Comb through the entries for "badge" and pull out each line that holds it.

☆ ☆ ☆

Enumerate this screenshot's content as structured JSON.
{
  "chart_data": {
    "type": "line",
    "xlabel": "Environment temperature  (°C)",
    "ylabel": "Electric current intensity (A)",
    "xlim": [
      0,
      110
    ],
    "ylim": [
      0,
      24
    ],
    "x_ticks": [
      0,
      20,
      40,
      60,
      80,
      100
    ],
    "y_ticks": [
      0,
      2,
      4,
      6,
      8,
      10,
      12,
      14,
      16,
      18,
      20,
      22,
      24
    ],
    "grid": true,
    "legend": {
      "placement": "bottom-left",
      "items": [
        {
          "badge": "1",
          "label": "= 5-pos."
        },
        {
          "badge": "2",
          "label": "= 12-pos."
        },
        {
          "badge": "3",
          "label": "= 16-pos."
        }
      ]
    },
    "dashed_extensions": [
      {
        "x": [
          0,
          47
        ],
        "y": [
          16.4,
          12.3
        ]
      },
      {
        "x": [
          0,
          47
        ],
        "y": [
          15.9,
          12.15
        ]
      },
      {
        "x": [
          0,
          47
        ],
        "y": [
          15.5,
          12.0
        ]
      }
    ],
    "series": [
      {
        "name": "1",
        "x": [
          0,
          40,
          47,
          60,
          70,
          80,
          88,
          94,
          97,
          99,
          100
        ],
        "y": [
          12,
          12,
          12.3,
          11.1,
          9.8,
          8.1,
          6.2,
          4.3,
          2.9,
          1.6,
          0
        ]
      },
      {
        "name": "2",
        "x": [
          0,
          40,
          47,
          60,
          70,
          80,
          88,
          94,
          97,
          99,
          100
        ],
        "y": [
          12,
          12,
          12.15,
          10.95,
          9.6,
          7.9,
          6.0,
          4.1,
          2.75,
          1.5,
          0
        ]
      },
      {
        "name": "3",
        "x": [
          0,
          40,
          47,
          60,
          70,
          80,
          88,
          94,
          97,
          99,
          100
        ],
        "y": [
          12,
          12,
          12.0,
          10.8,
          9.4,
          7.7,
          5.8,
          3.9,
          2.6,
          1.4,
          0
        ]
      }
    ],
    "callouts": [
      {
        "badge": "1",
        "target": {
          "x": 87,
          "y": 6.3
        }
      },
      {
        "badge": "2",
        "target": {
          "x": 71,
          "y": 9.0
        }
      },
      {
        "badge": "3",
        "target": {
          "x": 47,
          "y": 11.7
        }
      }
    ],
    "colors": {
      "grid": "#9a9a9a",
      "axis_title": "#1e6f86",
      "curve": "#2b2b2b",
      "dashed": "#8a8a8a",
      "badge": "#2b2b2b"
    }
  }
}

☆ ☆ ☆

COMPLETE ANSWER:
          "badge": "1",
          "badge": "2",
          "badge": "3",
        "badge": "1",
        "badge": "2",
        "badge": "3",
      "badge": "#2b2b2b"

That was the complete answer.